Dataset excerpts
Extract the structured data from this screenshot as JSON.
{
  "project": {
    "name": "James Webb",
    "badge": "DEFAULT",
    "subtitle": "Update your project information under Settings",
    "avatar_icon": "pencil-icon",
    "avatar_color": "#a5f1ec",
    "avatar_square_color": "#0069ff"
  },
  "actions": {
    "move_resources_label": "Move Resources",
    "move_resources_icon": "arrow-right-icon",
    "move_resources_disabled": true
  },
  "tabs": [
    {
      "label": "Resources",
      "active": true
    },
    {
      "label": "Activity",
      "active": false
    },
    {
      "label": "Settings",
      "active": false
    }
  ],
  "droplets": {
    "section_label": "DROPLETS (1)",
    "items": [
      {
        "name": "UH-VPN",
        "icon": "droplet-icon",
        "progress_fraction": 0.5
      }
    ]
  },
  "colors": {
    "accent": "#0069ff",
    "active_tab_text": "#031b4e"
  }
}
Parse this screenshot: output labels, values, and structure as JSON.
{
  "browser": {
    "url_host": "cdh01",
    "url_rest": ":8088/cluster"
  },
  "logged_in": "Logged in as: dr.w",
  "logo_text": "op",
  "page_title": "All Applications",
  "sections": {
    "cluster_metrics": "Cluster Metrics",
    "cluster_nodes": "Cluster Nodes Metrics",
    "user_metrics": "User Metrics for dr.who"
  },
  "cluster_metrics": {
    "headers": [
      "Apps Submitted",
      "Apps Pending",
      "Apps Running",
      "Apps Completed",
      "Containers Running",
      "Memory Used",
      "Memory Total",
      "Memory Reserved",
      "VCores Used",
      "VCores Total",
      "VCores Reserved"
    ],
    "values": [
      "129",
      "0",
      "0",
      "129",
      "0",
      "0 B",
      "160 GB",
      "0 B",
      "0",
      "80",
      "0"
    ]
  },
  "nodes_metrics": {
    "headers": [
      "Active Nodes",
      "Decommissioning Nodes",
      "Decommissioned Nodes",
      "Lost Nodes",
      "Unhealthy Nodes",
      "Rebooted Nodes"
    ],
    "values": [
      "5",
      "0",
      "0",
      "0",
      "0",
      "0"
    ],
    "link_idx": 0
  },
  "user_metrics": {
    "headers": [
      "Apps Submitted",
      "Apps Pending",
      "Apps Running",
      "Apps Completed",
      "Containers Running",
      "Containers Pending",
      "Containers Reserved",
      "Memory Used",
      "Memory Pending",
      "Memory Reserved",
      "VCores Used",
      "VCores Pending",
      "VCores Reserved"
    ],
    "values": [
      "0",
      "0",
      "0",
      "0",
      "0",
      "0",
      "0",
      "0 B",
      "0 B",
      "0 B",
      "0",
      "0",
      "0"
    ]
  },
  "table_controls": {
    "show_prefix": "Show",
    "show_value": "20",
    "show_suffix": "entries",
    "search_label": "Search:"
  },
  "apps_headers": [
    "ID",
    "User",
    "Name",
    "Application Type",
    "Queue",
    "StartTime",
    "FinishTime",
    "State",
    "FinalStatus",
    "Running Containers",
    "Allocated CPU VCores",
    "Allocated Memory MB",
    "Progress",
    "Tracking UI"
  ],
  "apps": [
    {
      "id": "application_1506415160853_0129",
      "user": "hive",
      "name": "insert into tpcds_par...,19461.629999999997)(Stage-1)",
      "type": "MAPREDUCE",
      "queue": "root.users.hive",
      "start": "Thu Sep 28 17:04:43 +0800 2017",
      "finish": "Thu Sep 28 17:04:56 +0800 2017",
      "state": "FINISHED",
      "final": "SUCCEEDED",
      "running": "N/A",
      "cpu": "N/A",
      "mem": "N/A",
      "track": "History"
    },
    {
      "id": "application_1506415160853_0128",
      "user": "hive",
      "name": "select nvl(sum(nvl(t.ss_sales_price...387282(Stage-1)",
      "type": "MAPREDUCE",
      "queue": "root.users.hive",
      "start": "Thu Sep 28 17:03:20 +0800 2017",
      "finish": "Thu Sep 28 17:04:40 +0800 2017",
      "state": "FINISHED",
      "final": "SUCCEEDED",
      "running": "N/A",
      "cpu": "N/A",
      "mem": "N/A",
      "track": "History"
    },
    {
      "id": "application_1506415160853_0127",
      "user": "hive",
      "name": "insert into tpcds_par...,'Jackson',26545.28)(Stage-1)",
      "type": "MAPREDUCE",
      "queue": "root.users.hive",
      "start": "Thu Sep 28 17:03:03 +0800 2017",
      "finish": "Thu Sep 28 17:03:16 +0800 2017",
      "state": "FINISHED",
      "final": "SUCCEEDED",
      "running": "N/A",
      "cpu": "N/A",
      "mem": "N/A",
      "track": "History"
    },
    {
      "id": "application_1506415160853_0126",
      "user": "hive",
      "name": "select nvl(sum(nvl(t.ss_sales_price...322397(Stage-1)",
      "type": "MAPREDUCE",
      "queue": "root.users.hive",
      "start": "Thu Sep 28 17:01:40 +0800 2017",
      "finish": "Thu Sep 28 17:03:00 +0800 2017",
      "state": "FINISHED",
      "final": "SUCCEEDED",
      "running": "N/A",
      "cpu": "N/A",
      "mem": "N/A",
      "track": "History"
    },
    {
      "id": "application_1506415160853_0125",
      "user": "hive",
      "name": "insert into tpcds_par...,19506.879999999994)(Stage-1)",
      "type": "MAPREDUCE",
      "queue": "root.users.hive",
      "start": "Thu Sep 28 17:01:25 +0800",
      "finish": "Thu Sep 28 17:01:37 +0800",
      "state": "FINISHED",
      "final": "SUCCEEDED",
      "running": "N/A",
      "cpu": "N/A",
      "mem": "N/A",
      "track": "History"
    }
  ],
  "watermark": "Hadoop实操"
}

■ **Work to do**:
Output the entries exactly.

■ **Response for this exercise**:
Extract the structured data from this screenshot as JSON.
{
  "project": {
    "name": "James Webb",
    "badge": "DEFAULT",
    "subtitle": "Update your project information under Settings",
    "avatar_icon": "pencil-icon",
    "avatar_color": "#a5f1ec",
    "avatar_square_color": "#0069ff"
  },
  "actions": {
    "move_resources_label": "Move Resources",
    "move_resources_icon": "arrow-right-icon",
    "move_resources_disabled": true
  },
  "tabs": [
    {
      "label": "Resources",
      "active": true
    },
    {
      "label": "Activity",
      "active": false
    },
    {
      "label": "Settings",
      "active": false
    }
  ],
  "droplets": {
    "section_label": "DROPLETS (1)",
    "items": [
      {
        "name": "UH-VPN",
        "icon": "droplet-icon",
        "progress_fraction": 0.5
      }
    ]
  },
  "colors": {
    "accent": "#0069ff",
    "active_tab_text": "#031b4e"
  }
}
Parse this screenshot: output labels, values, and structure as JSON.
{
  "browser": {
    "url_host": "cdh01",
    "url_rest": ":8088/cluster"
  },
  "logged_in": "Logged in as: dr.w",
  "logo_text": "op",
  "page_title": "All Applications",
  "sections": {
    "cluster_metrics": "Cluster Metrics",
    "cluster_nodes": "Cluster Nodes Metrics",
    "user_metrics": "User Metrics for dr.who"
  },
  "cluster_metrics": {
    "headers": [
      "Apps Submitted",
      "Apps Pending",
      "Apps Running",
      "Apps Completed",
      "Containers Running",
      "Memory Used",
      "Memory Total",
      "Memory Reserved",
      "VCores Used",
      "VCores Total",
      "VCores Reserved"
    ],
    "values": [
      "129",
      "0",
      "0",
      "129",
      "0",
      "0 B",
      "160 GB",
      "0 B",
      "0",
      "80",
      "0"
    ]
  },
  "nodes_metrics": {
    "headers": [
      "Active Nodes",
      "Decommissioning Nodes",
      "Decommissioned Nodes",
      "Lost Nodes",
      "Unhealthy Nodes",
      "Rebooted Nodes"
    ],
    "values": [
      "5",
      "0",
      "0",
      "0",
      "0",
      "0"
    ],
    "link_idx": 0
  },
  "user_metrics": {
    "headers": [
      "Apps Submitted",
      "Apps Pending",
      "Apps Running",
      "Apps Completed",
      "Containers Running",
      "Containers Pending",
      "Containers Reserved",
      "Memory Used",
      "Memory Pending",
      "Memory Reserved",
      "VCores Used",
      "VCores Pending",
      "VCores Reserved"
    ],
    "values": [
      "0",
      "0",
      "0",
      "0",
      "0",
      "0",
      "0",
      "0 B",
      "0 B",
      "0 B",
      "0",
      "0",
      "0"
    ]
  },
  "table_controls": {
    "show_prefix": "Show",
    "show_value": "20",
    "show_suffix": "entries",
    "search_label": "Search:"
  },
  "apps_headers": [
    "ID",
    "User",
    "Name",
    "Application Type",
    "Queue",
    "StartTime",
    "FinishTime",
    "State",
    "FinalStatus",
    "Running Containers",
    "Allocated CPU VCores",
    "Allocated Memory MB",
    "Progress",
    "Tracking UI"
  ],
  "apps": [
    {
      "id": "application_1506415160853_0129",
      "user": "hive",
      "name": "insert into tpcds_par...,19461.629999999997)(Stage-1)",
      "type": "MAPREDUCE",
      "queue": "root.users.hive",
      "start": "Thu Sep 28 17:04:43 +0800 2017",
      "finish": "Thu Sep 28 17:04:56 +0800 2017",
      "state": "FINISHED",
      "final": "SUCCEEDED",
      "running": "N/A",
      "cpu": "N/A",
      "mem": "N/A",
      "track": "History"
    },
    {
      "id": "application_1506415160853_0128",
      "user": "hive",
      "name": "select nvl(sum(nvl(t.ss_sales_price...387282(Stage-1)",
      "type": "MAPREDUCE",
      "queue": "root.users.hive",
      "start": "Thu Sep 28 17:03:20 +0800 2017",
      "finish": "Thu Sep 28 17:04:40 +0800 2017",
      "state": "FINISHED",
      "final": "SUCCEEDED",
      "running": "N/A",
      "cpu": "N/A",
      "mem": "N/A",
      "track": "History"
    },
    {
      "id": "application_1506415160853_0127",
      "user": "hive",
      "name": "insert into tpcds_par...,'Jackson',26545.28)(Stage-1)",
      "type": "MAPREDUCE",
      "queue": "root.users.hive",
      "start": "Thu Sep 28 17:03:03 +0800 2017",
      "finish": "Thu Sep 28 17:03:16 +0800 2017",
      "state": "FINISHED",
      "final": "SUCCEEDED",
      "running": "N/A",
      "cpu": "N/A",
      "mem": "N/A",
      "track": "History"
    },
    {
      "id": "application_1506415160853_0126",
      "user": "hive",
      "name": "select nvl(sum(nvl(t.ss_sales_price...322397(Stage-1)",
      "type": "MAPREDUCE",
      "queue": "root.users.hive",
      "start": "Thu Sep 28 17:01:40 +0800 2017",
      "finish": "Thu Sep 28 17:03:00 +0800 2017",
      "state": "FINISHED",
      "final": "SUCCEEDED",
      "running": "N/A",
      "cpu": "N/A",
      "mem": "N/A",
      "track": "History"
    },
    {
      "id": "application_1506415160853_0125",
      "user": "hive",
      "name": "insert into tpcds_par...,19506.879999999994)(Stage-1)",
      "type": "MAPREDUCE",
      "queue": "root.users.hive",
      "start": "Thu Sep 28 17:01:25 +0800",
      "finish": "Thu Sep 28 17:01:37 +0800",
      "state": "FINISHED",
      "final": "SUCCEEDED",
      "running": "N/A",
      "cpu": "N/A",
      "mem": "N/A",
      "track": "History"
    }
  ],
  "watermark": "Hadoop实操"
}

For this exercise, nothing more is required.